- [Required task]: Gather every line holding the string "được".

- [Data to use]:
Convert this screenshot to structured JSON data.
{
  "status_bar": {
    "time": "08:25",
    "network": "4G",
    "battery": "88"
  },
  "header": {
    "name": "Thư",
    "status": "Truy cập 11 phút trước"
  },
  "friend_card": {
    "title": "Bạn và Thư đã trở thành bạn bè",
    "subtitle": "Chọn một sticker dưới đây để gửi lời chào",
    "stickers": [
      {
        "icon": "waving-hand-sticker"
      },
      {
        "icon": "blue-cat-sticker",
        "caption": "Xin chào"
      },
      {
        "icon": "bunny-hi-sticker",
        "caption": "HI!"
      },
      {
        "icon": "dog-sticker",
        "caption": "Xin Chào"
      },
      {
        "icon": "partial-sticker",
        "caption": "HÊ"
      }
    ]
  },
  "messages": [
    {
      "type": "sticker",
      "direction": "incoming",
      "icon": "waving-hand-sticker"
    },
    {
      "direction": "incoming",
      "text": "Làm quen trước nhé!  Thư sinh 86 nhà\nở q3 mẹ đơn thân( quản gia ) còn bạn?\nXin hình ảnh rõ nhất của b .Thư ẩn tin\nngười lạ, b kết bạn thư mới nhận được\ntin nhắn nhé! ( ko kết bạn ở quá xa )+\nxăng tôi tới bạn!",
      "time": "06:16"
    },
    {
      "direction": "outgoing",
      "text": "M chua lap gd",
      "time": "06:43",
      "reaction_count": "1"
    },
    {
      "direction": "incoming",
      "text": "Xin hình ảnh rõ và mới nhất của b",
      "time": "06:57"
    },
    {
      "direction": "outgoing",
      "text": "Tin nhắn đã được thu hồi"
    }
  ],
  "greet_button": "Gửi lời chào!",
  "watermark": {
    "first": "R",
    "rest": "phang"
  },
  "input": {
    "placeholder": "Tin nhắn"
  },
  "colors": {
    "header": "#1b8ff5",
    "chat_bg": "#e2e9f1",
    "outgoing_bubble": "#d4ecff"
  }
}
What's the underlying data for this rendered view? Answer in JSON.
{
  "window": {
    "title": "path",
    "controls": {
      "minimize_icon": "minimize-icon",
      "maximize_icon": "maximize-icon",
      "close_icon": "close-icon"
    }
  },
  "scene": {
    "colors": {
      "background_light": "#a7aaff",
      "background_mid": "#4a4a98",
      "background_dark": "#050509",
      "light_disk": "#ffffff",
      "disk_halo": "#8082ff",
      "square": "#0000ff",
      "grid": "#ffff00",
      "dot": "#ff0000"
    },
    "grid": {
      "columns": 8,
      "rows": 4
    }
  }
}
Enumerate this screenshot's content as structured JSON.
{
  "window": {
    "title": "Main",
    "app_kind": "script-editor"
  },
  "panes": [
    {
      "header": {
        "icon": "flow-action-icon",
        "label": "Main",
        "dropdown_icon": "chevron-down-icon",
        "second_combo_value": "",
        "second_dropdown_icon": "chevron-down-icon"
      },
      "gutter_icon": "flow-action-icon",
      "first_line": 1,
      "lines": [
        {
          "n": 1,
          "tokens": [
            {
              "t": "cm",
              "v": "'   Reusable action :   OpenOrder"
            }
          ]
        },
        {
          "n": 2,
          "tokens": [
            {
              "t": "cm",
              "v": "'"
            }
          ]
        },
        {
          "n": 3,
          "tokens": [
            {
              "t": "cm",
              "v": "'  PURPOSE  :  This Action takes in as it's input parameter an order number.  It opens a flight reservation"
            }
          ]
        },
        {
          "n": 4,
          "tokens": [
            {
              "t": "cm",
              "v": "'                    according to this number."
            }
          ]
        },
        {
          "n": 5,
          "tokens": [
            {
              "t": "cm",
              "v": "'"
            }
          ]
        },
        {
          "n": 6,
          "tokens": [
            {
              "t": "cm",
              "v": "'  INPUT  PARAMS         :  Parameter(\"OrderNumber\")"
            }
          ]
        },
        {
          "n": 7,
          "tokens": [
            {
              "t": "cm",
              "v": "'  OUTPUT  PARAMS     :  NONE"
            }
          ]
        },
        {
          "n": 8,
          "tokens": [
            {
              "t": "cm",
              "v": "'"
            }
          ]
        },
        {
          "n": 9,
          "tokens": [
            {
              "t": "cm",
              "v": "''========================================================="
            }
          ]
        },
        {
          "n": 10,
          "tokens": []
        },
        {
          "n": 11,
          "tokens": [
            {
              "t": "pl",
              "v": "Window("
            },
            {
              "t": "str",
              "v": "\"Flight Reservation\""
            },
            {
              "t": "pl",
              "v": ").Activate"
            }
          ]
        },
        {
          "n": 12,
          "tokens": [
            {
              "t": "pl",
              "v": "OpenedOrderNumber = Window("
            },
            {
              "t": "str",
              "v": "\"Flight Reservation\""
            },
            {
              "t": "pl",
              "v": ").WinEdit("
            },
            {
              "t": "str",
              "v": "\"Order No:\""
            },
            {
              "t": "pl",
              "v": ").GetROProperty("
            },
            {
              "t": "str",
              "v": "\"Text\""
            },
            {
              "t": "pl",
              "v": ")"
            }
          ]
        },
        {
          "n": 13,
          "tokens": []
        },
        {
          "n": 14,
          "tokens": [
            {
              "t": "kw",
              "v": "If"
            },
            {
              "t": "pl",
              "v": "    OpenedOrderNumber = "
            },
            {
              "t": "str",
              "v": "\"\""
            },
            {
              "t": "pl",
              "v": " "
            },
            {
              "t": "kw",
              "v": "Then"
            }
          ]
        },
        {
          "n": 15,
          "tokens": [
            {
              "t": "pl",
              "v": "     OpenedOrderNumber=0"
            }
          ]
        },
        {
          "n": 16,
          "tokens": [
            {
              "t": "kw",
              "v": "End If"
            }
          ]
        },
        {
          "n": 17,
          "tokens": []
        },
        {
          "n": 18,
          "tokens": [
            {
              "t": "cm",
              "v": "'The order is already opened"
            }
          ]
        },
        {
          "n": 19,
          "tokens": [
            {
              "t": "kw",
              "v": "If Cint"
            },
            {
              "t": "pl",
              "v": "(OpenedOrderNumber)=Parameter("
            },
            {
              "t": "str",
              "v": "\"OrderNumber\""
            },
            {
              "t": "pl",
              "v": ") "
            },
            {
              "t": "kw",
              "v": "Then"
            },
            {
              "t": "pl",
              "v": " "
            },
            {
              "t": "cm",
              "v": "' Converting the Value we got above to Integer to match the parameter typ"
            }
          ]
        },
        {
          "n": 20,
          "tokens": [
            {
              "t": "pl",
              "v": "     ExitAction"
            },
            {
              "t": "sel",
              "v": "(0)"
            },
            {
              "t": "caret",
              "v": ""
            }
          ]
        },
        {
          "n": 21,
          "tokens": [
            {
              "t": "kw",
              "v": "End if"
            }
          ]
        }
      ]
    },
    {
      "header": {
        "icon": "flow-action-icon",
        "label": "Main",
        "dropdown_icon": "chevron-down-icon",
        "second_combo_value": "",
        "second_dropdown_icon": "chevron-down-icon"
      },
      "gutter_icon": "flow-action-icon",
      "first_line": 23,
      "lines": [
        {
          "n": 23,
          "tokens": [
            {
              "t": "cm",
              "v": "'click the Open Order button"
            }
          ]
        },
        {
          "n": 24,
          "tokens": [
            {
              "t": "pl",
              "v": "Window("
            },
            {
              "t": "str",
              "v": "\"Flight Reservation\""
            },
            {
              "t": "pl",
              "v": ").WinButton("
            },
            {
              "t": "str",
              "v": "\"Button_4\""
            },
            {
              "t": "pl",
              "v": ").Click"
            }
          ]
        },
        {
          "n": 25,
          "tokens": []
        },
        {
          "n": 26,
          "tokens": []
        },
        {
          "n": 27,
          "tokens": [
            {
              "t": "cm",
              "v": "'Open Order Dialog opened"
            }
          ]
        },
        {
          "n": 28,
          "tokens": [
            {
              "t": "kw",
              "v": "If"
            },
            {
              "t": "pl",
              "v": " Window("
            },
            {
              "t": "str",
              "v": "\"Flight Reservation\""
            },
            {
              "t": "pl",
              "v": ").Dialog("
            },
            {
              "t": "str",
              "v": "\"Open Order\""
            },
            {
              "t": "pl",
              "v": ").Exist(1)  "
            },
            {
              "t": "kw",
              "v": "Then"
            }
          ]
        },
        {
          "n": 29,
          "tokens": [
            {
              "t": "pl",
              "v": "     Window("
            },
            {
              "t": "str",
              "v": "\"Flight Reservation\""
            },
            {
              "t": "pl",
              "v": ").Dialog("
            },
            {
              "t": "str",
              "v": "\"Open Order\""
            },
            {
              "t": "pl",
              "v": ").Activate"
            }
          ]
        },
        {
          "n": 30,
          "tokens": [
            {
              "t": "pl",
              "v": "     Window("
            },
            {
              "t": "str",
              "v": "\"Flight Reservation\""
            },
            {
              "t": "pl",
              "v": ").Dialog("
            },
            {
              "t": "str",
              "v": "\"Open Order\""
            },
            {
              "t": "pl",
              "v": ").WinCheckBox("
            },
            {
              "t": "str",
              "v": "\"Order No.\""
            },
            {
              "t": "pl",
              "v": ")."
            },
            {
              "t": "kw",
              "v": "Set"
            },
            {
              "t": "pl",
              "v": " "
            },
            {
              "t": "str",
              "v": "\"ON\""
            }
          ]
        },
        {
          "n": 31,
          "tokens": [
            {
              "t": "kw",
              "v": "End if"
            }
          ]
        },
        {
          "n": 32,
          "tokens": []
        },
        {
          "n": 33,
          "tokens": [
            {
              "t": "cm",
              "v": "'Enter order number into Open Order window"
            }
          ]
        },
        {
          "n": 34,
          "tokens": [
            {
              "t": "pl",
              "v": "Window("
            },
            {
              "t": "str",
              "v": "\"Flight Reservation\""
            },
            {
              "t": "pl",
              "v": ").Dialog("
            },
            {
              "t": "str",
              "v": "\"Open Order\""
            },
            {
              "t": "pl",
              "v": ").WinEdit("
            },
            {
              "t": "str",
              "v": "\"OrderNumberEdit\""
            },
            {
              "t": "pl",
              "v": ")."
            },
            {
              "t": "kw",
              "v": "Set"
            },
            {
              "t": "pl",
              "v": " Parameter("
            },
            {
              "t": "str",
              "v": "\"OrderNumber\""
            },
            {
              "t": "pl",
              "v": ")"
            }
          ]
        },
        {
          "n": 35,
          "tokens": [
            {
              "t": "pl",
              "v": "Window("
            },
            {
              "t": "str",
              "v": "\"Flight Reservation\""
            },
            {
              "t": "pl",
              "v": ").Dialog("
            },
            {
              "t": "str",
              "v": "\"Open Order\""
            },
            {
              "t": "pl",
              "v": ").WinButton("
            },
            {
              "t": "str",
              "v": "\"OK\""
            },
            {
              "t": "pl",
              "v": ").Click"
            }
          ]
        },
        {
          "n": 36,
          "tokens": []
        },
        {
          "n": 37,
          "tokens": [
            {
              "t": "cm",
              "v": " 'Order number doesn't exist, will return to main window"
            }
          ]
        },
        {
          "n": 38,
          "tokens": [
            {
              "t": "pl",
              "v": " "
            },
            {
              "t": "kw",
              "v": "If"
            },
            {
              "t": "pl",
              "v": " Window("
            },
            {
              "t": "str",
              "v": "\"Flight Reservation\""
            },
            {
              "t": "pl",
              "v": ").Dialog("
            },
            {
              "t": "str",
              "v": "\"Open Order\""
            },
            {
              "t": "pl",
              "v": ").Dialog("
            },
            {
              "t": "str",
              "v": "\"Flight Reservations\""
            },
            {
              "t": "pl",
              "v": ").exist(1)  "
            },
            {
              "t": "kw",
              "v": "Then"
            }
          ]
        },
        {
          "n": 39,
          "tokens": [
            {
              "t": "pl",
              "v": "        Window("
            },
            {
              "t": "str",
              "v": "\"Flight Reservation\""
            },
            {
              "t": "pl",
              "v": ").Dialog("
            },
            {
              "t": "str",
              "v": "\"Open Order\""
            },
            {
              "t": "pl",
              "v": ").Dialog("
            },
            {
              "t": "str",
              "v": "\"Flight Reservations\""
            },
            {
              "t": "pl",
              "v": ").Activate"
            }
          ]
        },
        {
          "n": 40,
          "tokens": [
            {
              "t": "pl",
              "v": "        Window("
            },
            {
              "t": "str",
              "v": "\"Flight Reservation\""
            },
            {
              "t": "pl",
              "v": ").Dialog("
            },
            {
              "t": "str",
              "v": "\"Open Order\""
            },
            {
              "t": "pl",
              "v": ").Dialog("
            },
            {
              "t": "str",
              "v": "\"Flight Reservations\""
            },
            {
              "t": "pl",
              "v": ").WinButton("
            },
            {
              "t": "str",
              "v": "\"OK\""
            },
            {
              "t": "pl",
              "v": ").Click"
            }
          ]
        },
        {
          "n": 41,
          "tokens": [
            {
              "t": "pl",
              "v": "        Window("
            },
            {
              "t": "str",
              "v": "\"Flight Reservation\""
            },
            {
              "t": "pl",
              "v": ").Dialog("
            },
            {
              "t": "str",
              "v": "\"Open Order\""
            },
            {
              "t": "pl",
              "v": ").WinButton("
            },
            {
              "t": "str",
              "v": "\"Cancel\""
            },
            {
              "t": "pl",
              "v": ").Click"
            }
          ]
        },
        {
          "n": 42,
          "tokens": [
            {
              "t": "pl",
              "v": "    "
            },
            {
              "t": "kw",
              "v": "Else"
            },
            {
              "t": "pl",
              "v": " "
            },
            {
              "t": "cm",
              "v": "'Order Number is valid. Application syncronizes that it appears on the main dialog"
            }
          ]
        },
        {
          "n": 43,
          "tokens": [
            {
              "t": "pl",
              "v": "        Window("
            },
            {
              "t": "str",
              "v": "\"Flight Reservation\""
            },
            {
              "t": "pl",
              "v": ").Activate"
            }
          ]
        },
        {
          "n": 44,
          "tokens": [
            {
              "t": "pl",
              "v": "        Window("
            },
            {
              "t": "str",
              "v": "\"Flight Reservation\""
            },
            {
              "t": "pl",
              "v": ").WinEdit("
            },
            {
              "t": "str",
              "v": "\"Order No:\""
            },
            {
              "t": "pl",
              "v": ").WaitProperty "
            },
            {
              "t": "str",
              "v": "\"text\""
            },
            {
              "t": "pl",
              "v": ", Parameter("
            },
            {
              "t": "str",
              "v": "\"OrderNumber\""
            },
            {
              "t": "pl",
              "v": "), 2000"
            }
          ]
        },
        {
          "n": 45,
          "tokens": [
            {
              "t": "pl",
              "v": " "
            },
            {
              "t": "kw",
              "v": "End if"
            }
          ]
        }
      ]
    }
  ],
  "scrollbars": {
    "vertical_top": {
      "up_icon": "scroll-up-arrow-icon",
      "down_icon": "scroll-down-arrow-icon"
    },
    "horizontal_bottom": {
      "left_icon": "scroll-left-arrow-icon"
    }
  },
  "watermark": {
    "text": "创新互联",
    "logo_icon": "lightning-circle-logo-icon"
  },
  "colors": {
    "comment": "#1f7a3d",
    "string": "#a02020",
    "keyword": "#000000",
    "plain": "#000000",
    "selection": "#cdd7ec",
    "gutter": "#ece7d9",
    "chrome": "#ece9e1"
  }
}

- [Response to this exercise]:
      "text": "Làm quen trước nhé!  Thư sinh 86 nhà\nở q3 mẹ đơn thân( quản gia ) còn bạn?\nXin hình ảnh rõ nhất của b .Thư ẩn tin\nngười lạ, b kết bạn thư mới nhận được\ntin nhắn nhé! ( ko kết bạn ở quá xa )+\nxăng tôi tới bạn!",
      "text": "Tin nhắn đã được thu hồi"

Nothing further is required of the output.